• **Items**:
[START]

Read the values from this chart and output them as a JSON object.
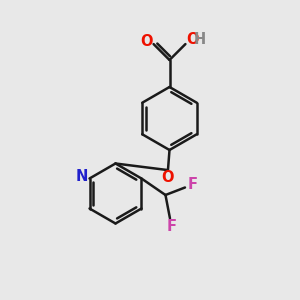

[END]
[START]

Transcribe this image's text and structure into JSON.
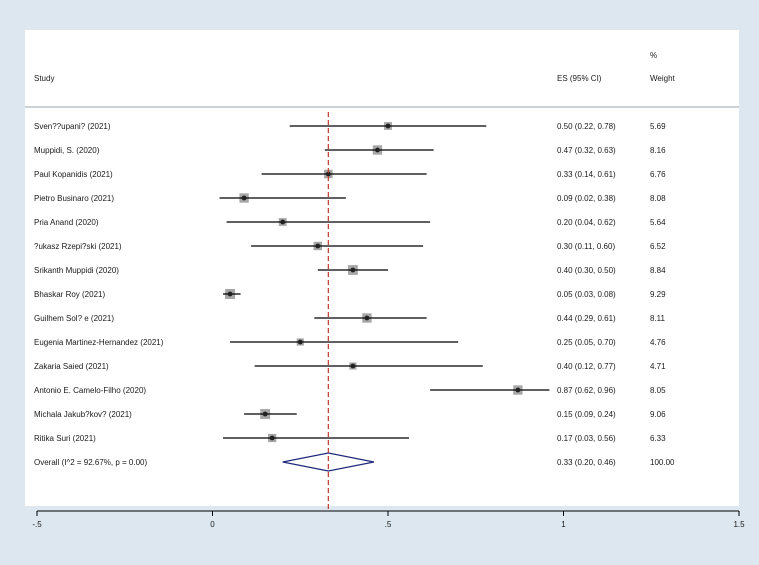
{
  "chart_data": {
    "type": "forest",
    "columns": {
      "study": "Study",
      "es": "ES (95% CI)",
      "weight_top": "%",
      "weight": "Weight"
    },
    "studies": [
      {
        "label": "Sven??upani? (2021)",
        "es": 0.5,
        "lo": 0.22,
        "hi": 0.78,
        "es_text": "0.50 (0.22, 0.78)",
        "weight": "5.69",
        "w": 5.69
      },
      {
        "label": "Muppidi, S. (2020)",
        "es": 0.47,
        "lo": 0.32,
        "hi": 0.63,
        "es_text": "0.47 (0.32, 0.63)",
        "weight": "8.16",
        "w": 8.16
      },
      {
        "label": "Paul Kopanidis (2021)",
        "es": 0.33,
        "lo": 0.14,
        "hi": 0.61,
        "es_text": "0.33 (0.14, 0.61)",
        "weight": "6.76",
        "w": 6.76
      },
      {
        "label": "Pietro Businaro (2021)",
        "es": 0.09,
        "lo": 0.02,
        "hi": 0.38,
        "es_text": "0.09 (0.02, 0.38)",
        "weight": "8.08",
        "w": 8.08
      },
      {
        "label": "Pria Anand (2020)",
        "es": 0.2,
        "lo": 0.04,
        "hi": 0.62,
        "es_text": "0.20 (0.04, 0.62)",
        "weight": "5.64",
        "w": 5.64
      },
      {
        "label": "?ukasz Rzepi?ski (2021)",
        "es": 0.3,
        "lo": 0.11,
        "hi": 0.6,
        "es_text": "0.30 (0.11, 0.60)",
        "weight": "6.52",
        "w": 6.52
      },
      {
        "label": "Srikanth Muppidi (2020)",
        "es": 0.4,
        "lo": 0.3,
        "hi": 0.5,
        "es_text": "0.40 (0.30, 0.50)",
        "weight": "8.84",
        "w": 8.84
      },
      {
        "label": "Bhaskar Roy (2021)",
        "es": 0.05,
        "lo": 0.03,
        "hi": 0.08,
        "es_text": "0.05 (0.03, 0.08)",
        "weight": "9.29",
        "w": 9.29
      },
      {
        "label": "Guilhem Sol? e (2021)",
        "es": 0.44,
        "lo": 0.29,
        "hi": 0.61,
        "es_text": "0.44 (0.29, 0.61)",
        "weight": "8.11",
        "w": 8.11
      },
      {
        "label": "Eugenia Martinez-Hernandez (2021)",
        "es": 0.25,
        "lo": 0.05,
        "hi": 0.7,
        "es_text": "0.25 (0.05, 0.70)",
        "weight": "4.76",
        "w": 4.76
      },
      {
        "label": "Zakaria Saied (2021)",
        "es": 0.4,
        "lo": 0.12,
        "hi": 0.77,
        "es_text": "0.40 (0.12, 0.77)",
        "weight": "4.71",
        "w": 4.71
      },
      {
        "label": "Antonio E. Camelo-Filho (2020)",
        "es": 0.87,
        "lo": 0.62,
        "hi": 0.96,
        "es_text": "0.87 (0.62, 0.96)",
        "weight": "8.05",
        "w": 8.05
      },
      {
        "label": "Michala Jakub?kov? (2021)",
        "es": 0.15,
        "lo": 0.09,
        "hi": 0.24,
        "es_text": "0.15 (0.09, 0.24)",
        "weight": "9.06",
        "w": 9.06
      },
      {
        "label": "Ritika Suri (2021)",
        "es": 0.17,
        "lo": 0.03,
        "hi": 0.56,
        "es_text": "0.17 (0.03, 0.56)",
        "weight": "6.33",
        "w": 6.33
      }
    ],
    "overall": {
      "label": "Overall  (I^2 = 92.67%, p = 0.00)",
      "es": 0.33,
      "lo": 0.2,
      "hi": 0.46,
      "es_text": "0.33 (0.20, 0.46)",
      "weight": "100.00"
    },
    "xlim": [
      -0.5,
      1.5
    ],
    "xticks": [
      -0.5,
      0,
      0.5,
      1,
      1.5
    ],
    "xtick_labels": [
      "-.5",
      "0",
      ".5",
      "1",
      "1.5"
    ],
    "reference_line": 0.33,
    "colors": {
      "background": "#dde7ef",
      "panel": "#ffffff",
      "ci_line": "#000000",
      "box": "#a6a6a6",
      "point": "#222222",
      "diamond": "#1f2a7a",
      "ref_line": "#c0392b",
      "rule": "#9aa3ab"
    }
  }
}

[END]
[START]

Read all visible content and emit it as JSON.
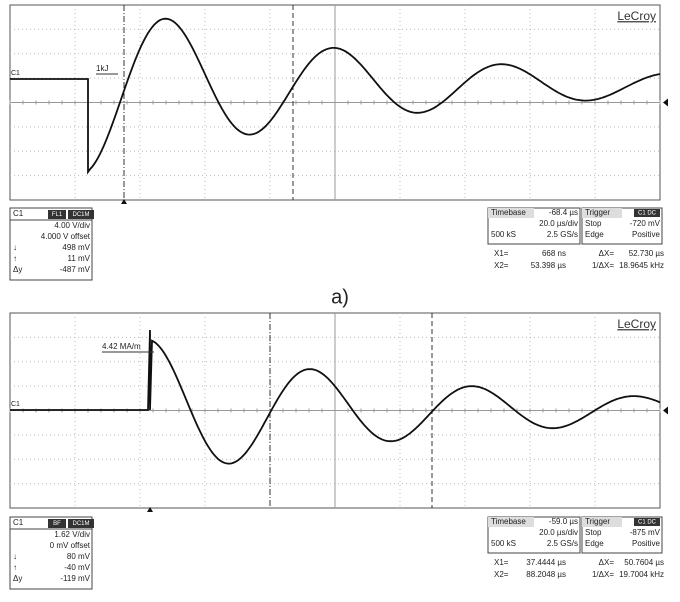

[END]

• **Given problem**: Take each line of the material that contains the word "Read" and list it.

• **Response to this exercise**:
Read the values from this chart and output them as a JSON object.
Read all visible content and emit it as JSON.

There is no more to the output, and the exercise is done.